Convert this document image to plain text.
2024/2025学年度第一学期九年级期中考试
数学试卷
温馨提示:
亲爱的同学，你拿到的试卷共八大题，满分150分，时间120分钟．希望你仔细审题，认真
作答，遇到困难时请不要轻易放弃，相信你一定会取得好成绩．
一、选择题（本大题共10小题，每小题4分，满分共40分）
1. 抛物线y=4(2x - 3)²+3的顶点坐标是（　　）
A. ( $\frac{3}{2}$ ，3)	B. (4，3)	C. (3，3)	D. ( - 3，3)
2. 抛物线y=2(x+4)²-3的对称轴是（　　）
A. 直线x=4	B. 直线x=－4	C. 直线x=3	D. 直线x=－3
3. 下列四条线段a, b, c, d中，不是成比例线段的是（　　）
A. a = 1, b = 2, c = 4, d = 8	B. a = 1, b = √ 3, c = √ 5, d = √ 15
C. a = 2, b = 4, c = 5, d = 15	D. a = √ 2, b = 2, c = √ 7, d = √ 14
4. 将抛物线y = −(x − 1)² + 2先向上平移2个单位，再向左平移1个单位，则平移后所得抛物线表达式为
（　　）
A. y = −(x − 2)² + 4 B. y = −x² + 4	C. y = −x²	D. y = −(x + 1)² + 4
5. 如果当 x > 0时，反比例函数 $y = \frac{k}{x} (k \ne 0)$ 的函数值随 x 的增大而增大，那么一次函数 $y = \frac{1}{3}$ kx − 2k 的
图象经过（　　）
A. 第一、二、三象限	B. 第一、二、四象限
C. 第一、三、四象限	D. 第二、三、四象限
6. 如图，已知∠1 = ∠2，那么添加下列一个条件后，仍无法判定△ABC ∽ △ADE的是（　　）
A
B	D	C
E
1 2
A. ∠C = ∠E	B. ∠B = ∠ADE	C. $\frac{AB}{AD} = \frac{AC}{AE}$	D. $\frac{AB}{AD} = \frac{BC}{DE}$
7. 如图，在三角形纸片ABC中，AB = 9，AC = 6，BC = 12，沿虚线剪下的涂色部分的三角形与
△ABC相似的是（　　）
.....
§ The request
Each line above must be reproduced exactly as it stands.

§ Result
Convert this document image to plain text.
2024/2025学年度第一学期九年级期中考试
数学试卷
温馨提示:
亲爱的同学，你拿到的试卷共八大题，满分150分，时间120分钟．希望你仔细审题，认真
作答，遇到困难时请不要轻易放弃，相信你一定会取得好成绩．
一、选择题（本大题共10小题，每小题4分，满分共40分）
1. 抛物线y=4(2x - 3)²+3的顶点坐标是（　　）
A. ( $\frac{3}{2}$ ，3)	B. (4，3)	C. (3，3)	D. ( - 3，3)
2. 抛物线y=2(x+4)²-3的对称轴是（　　）
A. 直线x=4	B. 直线x=－4	C. 直线x=3	D. 直线x=－3
3. 下列四条线段a, b, c, d中，不是成比例线段的是（　　）
A. a = 1, b = 2, c = 4, d = 8	B. a = 1, b = √ 3, c = √ 5, d = √ 15
C. a = 2, b = 4, c = 5, d = 15	D. a = √ 2, b = 2, c = √ 7, d = √ 14
4. 将抛物线y = −(x − 1)² + 2先向上平移2个单位，再向左平移1个单位，则平移后所得抛物线表达式为
（　　）
A. y = −(x − 2)² + 4 B. y = −x² + 4	C. y = −x²	D. y = −(x + 1)² + 4
5. 如果当 x > 0时，反比例函数 $y = \frac{k}{x} (k \ne 0)$ 的函数值随 x 的增大而增大，那么一次函数 $y = \frac{1}{3}$ kx − 2k 的
图象经过（　　）
A. 第一、二、三象限	B. 第一、二、四象限
C. 第一、三、四象限	D. 第二、三、四象限
6. 如图，已知∠1 = ∠2，那么添加下列一个条件后，仍无法判定△ABC ∽ △ADE的是（　　）
A
B	D	C
E
1 2
A. ∠C = ∠E	B. ∠B = ∠ADE	C. $\frac{AB}{AD} = \frac{AC}{AE}$	D. $\frac{AB}{AD} = \frac{BC}{DE}$
7. 如图，在三角形纸片ABC中，AB = 9，AC = 6，BC = 12，沿虚线剪下的涂色部分的三角形与
△ABC相似的是（　　）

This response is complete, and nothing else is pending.